┌──

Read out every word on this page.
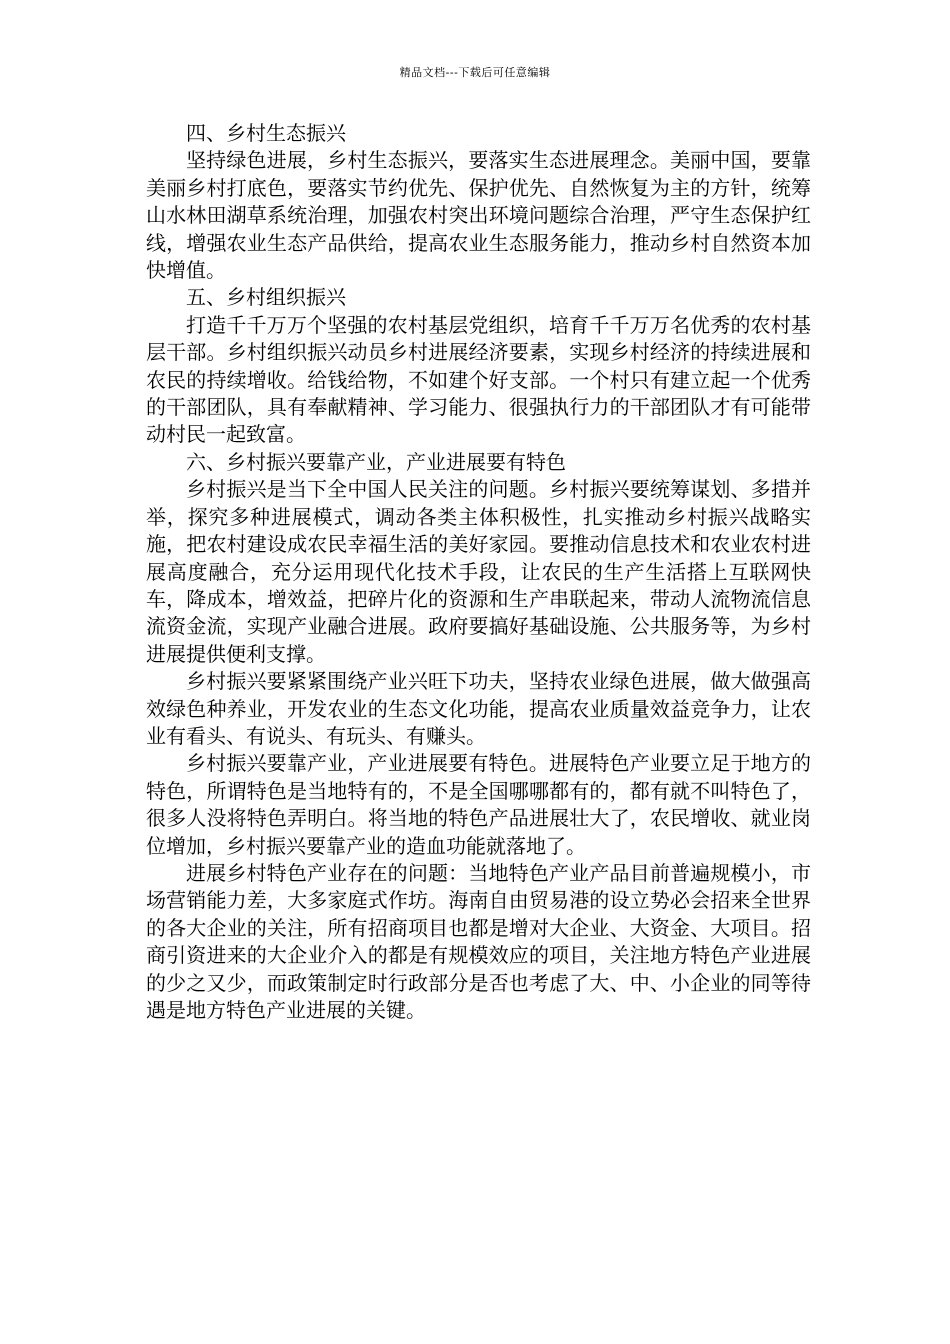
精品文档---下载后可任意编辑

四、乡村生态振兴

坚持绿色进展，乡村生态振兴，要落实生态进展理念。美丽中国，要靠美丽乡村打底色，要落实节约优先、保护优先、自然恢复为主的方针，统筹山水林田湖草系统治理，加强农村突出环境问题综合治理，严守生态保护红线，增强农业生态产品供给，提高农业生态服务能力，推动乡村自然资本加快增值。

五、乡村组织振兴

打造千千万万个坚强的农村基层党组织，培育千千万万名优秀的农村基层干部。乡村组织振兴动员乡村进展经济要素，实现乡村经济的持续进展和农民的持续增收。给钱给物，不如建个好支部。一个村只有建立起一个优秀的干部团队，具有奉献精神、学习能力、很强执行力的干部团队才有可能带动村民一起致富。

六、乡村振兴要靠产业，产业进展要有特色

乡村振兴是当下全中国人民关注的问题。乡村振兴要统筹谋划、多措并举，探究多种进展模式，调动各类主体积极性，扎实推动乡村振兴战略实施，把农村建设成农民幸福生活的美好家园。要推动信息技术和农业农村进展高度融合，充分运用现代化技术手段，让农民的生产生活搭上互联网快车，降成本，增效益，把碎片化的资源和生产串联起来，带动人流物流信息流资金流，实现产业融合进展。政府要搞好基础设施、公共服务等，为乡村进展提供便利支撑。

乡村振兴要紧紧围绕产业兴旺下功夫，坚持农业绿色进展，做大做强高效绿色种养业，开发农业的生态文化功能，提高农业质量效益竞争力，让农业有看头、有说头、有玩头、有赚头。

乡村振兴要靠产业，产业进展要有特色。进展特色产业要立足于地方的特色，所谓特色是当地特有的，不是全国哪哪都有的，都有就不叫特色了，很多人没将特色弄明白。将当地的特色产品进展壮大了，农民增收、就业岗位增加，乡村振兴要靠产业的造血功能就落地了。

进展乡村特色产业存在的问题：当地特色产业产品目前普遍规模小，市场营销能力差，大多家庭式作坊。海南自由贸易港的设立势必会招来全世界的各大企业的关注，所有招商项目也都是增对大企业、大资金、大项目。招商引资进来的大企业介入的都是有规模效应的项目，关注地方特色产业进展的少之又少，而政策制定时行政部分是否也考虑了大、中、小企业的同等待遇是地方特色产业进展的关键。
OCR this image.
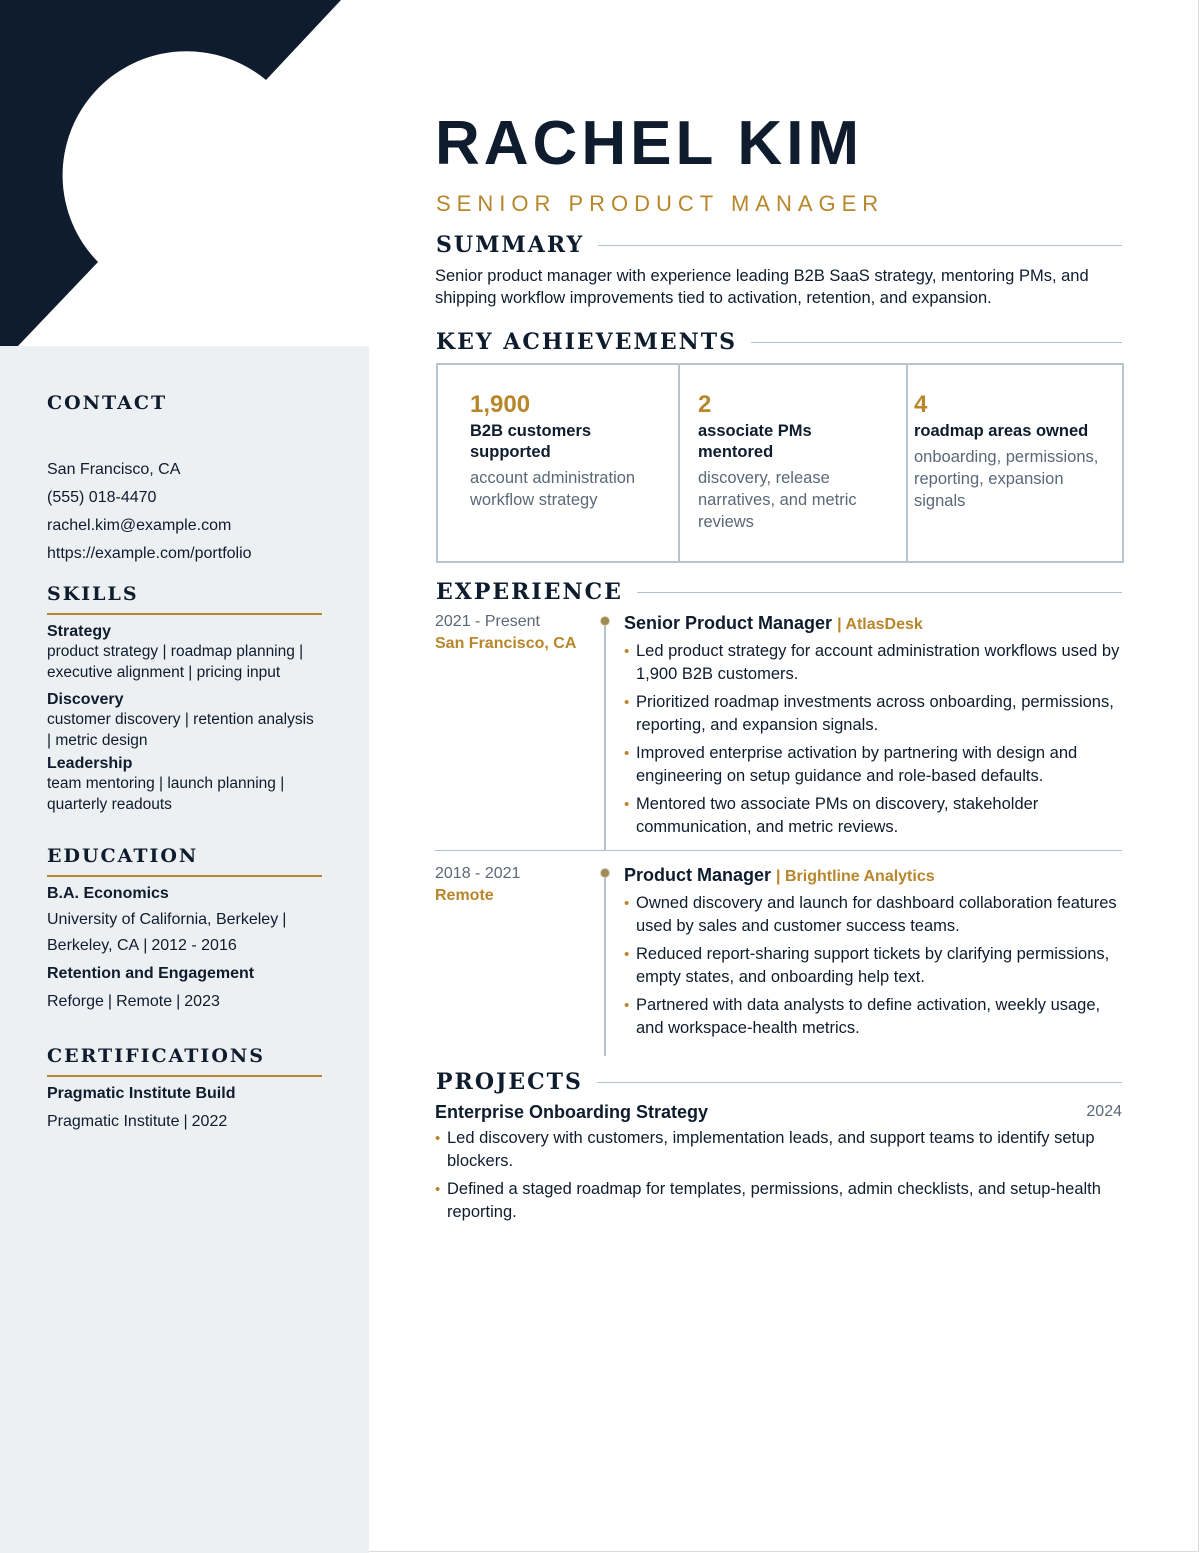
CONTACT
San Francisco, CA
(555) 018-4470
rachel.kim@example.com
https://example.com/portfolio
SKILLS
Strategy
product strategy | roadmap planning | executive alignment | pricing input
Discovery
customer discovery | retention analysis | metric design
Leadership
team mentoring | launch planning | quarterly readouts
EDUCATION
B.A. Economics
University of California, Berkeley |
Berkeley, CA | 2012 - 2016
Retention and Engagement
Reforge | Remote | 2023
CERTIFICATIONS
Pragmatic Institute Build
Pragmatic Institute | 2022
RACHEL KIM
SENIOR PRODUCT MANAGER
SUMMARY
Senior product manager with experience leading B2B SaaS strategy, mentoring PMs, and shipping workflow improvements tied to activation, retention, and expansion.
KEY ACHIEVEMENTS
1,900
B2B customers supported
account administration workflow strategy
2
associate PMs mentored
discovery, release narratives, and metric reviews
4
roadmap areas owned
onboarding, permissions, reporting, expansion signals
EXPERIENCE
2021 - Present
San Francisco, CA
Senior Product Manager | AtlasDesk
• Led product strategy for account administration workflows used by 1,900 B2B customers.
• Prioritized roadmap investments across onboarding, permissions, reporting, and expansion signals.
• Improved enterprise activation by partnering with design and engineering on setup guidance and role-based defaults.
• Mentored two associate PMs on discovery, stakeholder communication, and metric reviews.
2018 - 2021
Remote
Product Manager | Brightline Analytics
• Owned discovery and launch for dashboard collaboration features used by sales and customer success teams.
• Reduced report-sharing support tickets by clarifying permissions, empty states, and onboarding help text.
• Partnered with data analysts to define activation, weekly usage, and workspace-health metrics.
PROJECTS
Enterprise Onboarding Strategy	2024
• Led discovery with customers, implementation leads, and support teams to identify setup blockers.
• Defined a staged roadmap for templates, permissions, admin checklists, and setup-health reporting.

└──

Task goal: Identify and copy all lines with the word "used".

Solution:
• Led product strategy for account administration workflows used by 1,900 B2B customers.
• Owned discovery and launch for dashboard collaboration features used by sales and customer success teams.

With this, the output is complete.